>>>

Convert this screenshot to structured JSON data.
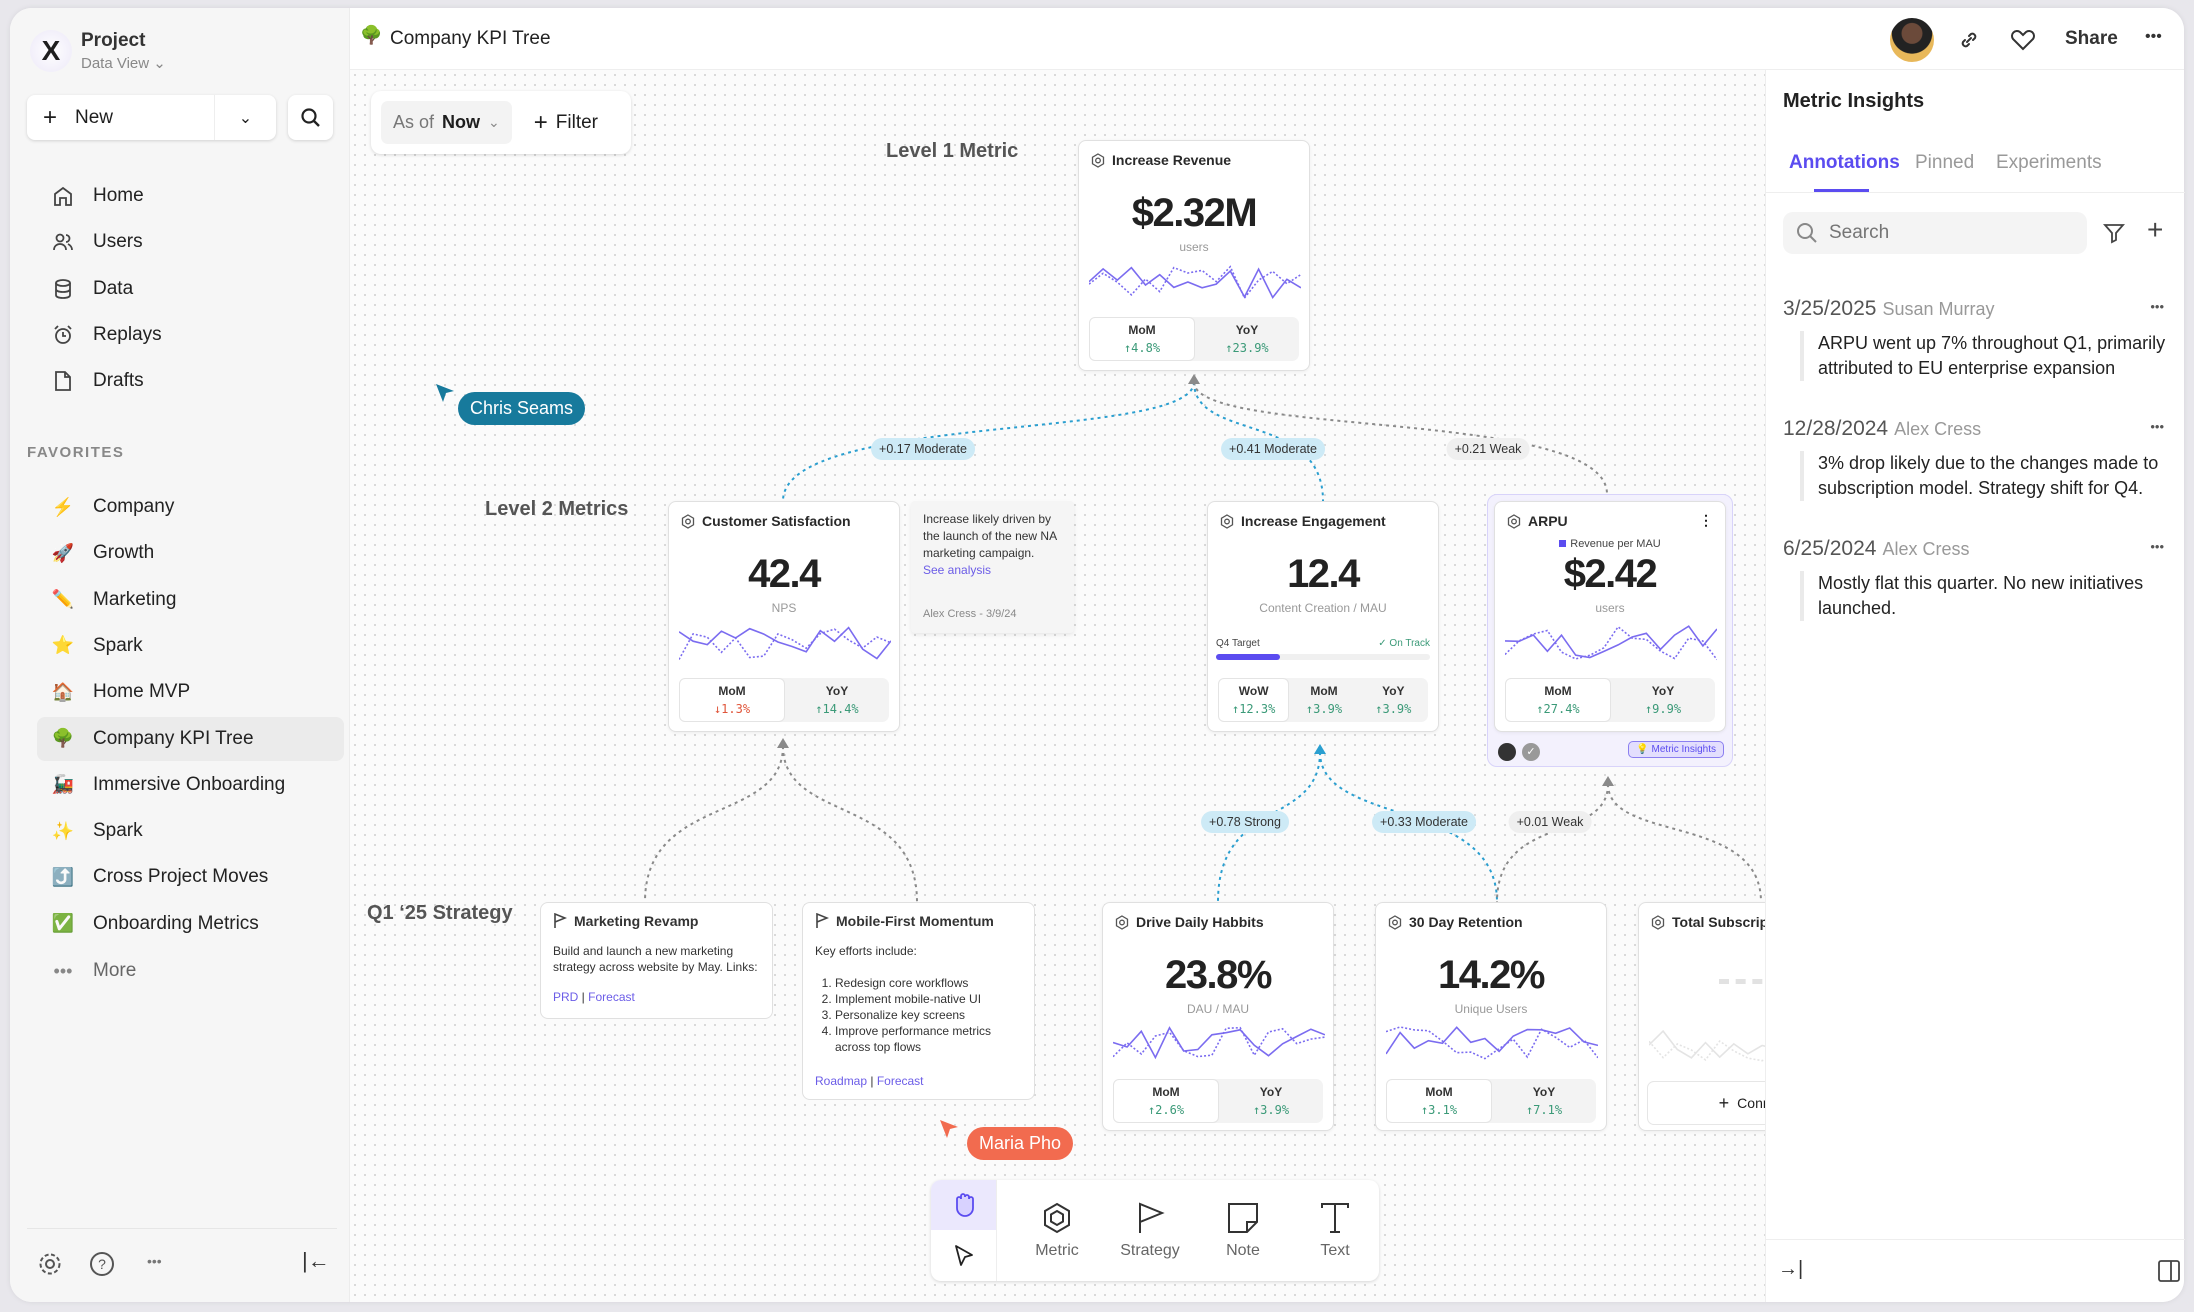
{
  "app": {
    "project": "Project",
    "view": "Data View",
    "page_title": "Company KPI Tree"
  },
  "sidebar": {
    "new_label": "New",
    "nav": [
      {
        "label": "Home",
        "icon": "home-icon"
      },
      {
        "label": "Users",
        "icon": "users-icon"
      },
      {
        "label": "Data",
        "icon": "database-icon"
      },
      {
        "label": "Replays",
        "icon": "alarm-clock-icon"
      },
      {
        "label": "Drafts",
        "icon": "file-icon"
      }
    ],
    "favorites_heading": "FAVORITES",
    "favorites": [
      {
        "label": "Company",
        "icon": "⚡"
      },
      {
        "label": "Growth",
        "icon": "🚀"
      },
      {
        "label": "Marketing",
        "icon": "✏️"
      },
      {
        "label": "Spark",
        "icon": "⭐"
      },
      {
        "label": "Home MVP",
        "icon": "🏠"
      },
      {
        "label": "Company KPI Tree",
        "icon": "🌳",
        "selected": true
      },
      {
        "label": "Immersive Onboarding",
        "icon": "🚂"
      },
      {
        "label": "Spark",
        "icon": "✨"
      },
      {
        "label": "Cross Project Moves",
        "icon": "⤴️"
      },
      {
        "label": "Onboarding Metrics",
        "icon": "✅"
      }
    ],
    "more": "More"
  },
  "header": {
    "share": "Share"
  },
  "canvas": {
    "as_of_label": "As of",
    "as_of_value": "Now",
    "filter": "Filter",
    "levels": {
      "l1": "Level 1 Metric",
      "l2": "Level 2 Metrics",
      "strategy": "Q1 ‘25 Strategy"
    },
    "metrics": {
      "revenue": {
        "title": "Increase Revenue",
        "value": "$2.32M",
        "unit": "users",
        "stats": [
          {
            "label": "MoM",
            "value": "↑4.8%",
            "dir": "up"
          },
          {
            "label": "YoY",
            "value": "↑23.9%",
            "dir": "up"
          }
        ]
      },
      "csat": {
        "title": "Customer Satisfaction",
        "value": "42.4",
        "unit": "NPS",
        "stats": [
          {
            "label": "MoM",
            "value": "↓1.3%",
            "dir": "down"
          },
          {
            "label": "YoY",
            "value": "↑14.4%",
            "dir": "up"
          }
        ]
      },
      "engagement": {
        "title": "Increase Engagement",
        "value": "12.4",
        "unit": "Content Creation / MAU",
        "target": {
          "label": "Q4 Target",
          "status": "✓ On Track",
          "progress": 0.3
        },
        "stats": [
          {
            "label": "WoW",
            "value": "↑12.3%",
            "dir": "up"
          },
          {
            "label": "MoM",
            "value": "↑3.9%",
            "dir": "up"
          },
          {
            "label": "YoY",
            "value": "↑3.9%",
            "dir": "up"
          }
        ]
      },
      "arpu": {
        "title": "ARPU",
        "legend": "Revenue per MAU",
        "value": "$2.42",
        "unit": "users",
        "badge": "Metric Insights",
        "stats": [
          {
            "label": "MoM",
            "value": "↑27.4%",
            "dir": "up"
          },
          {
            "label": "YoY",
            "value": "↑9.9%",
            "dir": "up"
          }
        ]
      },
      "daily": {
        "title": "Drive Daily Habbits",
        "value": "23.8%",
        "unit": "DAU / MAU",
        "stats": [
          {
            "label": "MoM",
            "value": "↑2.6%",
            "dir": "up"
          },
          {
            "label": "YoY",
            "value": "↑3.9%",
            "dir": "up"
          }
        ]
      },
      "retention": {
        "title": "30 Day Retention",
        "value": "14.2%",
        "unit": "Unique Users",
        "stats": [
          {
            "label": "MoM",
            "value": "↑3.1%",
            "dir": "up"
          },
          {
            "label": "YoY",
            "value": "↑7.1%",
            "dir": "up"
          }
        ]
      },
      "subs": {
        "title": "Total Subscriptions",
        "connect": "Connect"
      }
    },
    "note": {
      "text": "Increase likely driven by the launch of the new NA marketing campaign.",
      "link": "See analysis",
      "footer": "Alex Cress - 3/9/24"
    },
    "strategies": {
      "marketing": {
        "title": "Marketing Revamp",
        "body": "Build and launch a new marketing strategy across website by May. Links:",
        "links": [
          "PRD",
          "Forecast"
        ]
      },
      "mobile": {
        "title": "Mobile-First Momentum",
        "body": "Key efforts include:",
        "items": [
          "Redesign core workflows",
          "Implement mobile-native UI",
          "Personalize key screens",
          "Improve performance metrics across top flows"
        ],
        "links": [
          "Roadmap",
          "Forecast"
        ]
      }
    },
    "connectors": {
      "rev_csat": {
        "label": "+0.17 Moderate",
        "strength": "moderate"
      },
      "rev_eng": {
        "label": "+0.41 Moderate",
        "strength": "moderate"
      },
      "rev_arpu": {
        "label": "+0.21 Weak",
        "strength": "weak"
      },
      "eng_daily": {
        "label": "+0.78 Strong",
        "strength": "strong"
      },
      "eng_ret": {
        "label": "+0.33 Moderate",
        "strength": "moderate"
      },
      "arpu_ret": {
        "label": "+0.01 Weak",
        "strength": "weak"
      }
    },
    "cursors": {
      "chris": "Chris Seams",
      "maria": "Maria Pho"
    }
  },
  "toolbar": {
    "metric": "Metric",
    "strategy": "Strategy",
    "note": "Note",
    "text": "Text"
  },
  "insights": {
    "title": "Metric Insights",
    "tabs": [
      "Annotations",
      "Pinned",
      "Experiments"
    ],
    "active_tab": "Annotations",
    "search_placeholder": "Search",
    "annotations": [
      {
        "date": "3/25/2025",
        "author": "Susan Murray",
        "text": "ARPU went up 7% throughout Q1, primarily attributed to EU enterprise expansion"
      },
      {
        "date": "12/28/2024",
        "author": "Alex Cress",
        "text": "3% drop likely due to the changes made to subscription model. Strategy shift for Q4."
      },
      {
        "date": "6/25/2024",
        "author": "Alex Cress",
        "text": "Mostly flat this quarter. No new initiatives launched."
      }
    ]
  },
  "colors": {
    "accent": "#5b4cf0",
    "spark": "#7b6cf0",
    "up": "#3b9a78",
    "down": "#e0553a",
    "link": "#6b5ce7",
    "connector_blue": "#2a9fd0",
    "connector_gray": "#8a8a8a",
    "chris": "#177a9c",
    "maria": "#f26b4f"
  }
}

<<<
>>>

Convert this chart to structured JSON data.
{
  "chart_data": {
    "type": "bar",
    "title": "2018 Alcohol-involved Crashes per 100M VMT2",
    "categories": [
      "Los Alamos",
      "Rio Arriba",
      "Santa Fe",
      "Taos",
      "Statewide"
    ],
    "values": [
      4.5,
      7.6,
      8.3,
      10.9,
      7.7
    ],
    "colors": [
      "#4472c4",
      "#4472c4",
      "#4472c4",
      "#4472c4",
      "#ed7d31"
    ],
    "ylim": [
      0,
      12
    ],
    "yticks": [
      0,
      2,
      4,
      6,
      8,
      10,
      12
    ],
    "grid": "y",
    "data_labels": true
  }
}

<<<

Task prompt
Say how many lines in this listing hold the string "Convert", giving the count and nothing more.

Task solution
2